#### WRITTEN EXERCISE:
Locate the word "Universität" in the entries below, then gather every line that holds it.

#### DATASET EXCERPTS:
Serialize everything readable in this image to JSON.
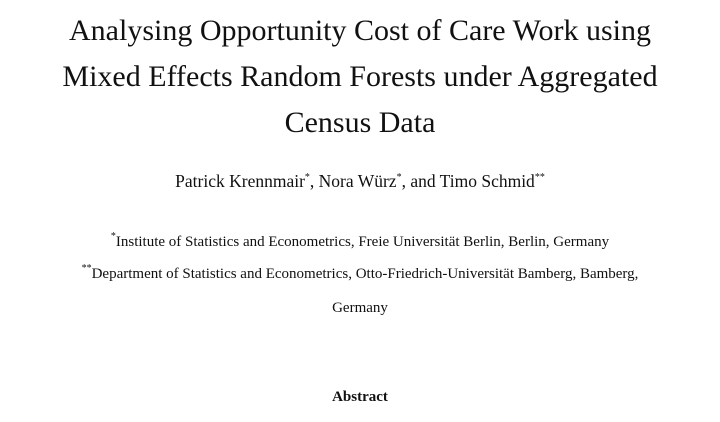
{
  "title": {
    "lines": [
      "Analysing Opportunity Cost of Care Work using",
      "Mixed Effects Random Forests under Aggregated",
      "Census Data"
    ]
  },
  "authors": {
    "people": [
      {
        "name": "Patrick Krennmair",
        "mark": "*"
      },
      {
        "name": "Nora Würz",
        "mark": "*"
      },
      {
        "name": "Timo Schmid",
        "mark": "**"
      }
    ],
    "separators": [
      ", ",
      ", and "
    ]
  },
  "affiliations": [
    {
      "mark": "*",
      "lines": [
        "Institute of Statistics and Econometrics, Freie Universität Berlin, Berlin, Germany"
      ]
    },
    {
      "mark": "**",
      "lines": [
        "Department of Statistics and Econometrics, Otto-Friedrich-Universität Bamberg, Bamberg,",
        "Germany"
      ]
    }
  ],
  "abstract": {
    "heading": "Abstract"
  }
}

...

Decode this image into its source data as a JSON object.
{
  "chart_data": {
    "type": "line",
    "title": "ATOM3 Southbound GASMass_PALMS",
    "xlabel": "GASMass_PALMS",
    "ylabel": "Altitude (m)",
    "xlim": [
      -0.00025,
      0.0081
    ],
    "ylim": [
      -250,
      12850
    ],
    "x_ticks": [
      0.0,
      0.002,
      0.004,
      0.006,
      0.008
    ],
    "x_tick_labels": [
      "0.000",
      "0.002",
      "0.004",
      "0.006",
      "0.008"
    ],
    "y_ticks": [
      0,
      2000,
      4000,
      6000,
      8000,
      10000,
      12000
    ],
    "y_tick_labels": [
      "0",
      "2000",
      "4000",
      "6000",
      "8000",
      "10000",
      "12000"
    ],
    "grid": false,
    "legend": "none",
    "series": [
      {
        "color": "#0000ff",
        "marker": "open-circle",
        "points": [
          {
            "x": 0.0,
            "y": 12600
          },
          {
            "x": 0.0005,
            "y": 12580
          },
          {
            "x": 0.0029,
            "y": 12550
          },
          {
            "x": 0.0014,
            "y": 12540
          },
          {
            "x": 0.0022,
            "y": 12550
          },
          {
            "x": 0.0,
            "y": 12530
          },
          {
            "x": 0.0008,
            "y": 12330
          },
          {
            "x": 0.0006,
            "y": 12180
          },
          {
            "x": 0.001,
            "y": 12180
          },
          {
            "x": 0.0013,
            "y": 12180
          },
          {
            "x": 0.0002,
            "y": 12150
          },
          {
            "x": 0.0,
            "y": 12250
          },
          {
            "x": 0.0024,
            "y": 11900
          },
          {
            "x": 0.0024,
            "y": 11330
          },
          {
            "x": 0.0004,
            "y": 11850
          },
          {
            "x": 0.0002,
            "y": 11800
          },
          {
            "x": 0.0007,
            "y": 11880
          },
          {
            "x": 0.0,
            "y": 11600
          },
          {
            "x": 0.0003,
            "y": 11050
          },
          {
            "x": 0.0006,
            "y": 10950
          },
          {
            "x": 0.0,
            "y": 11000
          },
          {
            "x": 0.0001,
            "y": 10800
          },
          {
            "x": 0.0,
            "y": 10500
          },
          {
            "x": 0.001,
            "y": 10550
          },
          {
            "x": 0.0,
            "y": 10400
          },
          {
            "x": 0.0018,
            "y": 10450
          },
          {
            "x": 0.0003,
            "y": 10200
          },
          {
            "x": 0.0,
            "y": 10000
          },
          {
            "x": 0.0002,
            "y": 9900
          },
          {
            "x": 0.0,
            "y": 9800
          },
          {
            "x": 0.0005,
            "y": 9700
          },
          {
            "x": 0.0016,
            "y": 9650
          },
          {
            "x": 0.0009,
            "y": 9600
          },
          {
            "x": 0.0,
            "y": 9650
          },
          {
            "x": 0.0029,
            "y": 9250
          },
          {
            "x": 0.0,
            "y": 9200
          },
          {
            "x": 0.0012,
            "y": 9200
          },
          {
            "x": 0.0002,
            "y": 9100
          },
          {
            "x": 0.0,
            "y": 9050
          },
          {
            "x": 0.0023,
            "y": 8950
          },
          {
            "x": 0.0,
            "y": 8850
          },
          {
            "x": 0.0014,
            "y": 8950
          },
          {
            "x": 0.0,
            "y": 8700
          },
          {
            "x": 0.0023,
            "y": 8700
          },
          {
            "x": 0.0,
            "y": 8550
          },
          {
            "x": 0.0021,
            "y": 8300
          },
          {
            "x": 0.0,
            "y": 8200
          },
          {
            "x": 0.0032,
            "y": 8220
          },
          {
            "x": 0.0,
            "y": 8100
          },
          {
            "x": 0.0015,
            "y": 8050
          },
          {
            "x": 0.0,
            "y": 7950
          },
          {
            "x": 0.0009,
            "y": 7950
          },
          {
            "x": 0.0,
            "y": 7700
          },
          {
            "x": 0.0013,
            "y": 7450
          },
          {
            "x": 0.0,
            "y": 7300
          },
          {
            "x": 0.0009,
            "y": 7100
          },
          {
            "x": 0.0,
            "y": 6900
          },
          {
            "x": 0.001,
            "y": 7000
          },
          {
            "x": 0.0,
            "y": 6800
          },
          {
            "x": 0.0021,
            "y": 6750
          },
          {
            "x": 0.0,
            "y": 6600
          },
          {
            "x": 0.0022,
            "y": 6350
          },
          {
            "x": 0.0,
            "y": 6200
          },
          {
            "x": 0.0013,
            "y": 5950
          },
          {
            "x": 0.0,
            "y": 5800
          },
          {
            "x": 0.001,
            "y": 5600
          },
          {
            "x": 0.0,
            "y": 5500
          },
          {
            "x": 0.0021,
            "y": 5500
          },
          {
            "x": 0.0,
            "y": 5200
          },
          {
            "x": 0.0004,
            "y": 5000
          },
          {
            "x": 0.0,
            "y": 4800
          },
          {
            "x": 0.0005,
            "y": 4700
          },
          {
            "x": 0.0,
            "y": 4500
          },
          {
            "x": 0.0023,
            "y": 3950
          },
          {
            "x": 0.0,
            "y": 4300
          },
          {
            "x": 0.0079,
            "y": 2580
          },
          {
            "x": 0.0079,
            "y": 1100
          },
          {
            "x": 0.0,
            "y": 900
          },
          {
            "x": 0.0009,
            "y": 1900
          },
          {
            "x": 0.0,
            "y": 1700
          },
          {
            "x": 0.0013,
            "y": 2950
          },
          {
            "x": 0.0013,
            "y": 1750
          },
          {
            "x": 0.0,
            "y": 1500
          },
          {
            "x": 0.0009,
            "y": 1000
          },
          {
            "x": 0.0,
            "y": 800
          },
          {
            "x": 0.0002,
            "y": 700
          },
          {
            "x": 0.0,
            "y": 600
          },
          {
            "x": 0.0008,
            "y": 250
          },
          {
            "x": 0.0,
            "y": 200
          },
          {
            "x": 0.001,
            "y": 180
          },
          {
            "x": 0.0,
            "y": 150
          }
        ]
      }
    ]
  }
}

#### SOLUTION TO THIS EXERCISE:
        "Institute of Statistics and Econometrics, Freie Universität Berlin, Berlin, Germany"
        "Department of Statistics and Econometrics, Otto-Friedrich-Universität Bamberg, Bamberg,",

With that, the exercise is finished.